Do this
Copy out each line of the data that holds the word "name".
----- Listed entries -----
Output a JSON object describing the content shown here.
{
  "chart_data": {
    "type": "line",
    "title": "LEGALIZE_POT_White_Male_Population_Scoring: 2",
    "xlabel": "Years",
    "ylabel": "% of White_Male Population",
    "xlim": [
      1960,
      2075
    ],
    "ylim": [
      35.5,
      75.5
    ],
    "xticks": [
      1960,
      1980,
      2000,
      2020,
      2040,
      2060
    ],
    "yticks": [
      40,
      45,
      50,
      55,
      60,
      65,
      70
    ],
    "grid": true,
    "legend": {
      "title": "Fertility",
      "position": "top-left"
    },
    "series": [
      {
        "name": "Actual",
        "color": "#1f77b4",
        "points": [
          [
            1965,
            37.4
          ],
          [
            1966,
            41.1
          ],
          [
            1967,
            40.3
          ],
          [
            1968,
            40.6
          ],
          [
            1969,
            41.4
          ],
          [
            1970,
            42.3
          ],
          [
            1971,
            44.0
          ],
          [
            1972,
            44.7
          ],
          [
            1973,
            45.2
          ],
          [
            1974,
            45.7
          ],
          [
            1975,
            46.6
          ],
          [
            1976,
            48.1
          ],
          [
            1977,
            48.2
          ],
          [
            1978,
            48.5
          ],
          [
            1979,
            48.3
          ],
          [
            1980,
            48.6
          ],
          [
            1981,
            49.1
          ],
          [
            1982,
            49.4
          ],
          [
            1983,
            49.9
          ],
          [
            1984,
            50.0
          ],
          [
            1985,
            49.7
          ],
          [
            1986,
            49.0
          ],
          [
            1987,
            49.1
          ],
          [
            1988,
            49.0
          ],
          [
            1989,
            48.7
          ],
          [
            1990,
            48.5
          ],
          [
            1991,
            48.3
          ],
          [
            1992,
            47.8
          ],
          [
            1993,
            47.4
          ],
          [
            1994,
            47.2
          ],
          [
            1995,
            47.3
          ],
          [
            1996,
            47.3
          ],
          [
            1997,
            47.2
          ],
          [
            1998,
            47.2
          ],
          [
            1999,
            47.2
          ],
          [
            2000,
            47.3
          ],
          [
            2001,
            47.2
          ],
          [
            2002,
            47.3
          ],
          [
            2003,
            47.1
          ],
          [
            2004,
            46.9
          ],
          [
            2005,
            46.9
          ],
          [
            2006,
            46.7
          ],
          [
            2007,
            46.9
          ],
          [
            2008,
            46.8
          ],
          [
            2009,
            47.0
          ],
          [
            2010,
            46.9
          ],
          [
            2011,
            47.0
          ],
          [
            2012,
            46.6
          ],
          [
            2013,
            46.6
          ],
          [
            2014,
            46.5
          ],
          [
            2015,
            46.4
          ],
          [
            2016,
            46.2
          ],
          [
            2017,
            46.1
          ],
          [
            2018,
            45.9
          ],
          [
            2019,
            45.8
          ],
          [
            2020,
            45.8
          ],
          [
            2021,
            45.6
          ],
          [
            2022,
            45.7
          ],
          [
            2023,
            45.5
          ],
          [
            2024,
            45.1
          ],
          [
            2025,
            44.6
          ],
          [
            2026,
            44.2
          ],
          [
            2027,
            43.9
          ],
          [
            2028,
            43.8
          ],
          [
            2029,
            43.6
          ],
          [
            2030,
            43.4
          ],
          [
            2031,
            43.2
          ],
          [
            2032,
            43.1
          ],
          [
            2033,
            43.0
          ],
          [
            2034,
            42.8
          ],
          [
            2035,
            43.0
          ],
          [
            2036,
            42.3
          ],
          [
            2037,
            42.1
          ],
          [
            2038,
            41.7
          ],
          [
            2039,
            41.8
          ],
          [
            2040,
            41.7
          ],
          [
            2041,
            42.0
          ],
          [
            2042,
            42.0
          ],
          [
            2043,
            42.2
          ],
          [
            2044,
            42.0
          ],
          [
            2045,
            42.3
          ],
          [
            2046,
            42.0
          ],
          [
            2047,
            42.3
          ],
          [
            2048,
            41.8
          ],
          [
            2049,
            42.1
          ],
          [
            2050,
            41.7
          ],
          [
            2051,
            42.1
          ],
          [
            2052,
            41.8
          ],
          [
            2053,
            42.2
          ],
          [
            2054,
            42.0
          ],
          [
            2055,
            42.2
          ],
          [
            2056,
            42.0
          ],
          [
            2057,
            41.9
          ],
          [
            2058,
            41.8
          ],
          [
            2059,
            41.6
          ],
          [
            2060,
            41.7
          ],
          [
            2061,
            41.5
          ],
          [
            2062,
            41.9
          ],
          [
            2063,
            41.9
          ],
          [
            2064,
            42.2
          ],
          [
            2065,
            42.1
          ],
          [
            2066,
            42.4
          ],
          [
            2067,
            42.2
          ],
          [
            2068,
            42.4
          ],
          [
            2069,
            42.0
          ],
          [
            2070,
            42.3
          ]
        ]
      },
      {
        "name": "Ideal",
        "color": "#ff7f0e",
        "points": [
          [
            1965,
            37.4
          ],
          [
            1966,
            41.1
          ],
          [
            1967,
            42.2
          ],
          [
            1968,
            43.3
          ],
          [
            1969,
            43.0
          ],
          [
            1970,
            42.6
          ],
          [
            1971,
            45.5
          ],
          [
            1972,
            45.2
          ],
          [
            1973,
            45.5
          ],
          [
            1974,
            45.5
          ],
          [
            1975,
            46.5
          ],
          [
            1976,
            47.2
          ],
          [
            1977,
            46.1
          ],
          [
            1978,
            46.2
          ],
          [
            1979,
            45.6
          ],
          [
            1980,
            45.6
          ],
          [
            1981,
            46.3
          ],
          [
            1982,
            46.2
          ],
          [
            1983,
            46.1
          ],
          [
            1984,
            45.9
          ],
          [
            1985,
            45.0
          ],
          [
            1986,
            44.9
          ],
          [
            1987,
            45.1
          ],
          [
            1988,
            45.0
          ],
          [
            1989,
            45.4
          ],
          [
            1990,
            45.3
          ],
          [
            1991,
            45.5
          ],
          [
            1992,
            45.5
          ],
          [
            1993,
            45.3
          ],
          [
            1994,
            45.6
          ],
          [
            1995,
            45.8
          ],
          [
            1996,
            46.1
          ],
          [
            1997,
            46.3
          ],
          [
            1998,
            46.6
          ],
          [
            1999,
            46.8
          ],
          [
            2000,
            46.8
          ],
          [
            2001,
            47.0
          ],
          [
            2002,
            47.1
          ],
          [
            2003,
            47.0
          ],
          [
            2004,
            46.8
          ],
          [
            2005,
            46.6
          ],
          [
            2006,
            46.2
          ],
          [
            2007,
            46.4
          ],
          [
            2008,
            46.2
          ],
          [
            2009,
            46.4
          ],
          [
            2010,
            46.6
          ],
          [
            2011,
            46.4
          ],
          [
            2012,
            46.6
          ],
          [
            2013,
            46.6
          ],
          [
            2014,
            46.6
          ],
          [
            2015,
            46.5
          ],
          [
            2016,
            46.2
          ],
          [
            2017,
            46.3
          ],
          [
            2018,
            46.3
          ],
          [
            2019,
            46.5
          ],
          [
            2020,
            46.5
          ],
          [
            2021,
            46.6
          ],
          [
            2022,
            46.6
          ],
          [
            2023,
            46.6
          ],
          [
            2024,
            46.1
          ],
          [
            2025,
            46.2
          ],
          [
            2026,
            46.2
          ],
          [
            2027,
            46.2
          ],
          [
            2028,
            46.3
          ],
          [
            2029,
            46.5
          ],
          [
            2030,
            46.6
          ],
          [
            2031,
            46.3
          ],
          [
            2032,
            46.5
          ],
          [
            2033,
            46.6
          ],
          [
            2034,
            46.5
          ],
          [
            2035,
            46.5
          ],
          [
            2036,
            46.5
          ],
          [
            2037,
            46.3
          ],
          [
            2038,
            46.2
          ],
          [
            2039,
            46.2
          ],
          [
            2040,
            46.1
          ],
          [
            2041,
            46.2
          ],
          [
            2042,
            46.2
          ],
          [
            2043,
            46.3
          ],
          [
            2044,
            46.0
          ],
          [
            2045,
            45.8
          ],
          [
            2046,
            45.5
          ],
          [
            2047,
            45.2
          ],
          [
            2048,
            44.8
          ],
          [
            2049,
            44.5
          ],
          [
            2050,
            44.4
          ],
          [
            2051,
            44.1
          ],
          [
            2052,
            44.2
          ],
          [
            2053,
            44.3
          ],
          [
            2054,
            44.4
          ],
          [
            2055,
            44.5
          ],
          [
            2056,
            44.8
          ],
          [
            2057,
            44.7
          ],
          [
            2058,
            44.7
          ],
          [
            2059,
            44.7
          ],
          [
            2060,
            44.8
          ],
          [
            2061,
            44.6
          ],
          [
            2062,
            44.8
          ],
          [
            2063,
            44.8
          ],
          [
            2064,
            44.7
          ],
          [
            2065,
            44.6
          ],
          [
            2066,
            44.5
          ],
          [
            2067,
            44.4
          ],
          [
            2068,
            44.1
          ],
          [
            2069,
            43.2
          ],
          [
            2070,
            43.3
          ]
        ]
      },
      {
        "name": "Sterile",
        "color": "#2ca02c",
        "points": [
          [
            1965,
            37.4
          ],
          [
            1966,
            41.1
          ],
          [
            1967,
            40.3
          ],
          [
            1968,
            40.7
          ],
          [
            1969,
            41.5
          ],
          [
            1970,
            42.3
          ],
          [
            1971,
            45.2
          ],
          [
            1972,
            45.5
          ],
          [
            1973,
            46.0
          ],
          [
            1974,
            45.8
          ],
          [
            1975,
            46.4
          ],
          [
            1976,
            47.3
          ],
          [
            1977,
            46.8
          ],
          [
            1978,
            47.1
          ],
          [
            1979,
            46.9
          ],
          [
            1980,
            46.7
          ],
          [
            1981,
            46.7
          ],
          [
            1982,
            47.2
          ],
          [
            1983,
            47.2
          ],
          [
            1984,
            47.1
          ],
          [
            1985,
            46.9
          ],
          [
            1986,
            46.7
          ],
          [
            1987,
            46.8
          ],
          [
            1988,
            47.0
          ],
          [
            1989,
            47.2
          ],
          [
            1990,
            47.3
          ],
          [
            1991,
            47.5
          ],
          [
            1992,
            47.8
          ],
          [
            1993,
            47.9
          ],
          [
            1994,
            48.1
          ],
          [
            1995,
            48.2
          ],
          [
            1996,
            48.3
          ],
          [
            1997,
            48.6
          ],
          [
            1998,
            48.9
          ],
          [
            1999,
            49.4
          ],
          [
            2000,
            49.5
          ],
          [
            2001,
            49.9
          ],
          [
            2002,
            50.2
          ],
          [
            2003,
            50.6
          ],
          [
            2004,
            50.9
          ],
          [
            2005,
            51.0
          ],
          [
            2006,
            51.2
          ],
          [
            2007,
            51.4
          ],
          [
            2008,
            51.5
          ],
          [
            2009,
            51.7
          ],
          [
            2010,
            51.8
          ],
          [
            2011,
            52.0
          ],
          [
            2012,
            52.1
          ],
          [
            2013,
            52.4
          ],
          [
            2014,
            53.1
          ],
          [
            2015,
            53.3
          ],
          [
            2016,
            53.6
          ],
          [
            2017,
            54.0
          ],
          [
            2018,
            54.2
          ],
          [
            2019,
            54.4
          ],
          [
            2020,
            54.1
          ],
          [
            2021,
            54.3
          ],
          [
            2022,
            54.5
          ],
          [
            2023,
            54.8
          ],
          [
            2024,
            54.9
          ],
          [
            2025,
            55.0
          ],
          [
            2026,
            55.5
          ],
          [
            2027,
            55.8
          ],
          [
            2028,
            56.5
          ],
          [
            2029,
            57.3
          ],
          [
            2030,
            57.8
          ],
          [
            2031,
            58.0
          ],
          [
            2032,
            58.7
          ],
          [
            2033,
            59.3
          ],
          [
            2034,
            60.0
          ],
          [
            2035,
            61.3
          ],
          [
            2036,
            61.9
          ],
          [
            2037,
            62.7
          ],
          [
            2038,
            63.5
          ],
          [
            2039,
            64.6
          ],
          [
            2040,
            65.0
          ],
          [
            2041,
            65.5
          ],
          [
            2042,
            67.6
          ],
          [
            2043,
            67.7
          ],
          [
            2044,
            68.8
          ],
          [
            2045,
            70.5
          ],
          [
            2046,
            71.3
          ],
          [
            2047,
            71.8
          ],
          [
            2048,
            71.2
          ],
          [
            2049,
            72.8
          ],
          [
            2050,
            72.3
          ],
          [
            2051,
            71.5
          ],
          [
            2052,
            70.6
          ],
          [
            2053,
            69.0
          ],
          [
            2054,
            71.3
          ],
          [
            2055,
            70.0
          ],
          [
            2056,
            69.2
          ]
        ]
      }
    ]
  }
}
-----
Result of this exercise
        "name": "Actual",
        "name": "Ideal",
        "name": "Sterile",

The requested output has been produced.